YOUR OBJECTIVE
Count every line that has the word "今日これまでの待ち時間". Give the number, without anything more.

- - - - -

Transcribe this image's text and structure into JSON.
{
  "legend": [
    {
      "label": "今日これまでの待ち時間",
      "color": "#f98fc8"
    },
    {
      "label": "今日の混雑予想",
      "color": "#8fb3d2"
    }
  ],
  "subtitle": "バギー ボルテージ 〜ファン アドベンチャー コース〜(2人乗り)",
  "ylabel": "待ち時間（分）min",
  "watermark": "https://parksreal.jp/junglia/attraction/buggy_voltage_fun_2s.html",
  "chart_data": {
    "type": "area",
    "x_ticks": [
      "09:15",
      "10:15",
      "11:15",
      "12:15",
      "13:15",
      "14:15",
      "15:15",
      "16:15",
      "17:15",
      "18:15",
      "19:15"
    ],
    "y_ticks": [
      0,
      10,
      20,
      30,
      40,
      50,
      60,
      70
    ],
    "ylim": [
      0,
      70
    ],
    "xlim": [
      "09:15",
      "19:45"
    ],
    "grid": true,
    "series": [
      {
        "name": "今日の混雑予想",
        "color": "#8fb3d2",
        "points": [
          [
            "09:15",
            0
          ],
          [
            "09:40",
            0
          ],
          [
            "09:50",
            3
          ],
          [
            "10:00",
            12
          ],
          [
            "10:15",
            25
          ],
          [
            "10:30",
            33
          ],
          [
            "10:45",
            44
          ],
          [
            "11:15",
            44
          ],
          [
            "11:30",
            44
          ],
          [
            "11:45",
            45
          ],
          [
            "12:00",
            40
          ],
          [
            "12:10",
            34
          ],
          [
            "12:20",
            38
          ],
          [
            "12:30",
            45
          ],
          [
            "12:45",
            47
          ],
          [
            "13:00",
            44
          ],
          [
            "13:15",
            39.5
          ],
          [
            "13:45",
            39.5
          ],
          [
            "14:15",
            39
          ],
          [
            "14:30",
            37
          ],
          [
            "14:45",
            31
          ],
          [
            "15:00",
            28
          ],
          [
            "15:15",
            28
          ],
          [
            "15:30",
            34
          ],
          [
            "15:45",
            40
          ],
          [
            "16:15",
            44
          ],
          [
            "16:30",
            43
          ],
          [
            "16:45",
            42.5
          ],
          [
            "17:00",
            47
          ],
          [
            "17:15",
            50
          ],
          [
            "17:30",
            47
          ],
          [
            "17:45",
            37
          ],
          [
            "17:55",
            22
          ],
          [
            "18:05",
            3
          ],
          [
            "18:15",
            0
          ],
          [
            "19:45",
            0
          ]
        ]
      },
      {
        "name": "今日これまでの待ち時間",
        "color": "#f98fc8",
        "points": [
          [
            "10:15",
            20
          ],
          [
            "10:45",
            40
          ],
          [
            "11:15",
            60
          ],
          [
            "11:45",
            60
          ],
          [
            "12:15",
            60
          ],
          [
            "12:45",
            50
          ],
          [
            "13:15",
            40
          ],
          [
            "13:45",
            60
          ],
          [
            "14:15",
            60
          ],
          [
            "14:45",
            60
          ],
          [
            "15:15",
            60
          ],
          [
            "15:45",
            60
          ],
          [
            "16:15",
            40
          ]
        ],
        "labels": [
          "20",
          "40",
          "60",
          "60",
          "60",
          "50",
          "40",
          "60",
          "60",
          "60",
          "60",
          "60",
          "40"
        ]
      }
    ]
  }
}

- - - - -

REPLY
2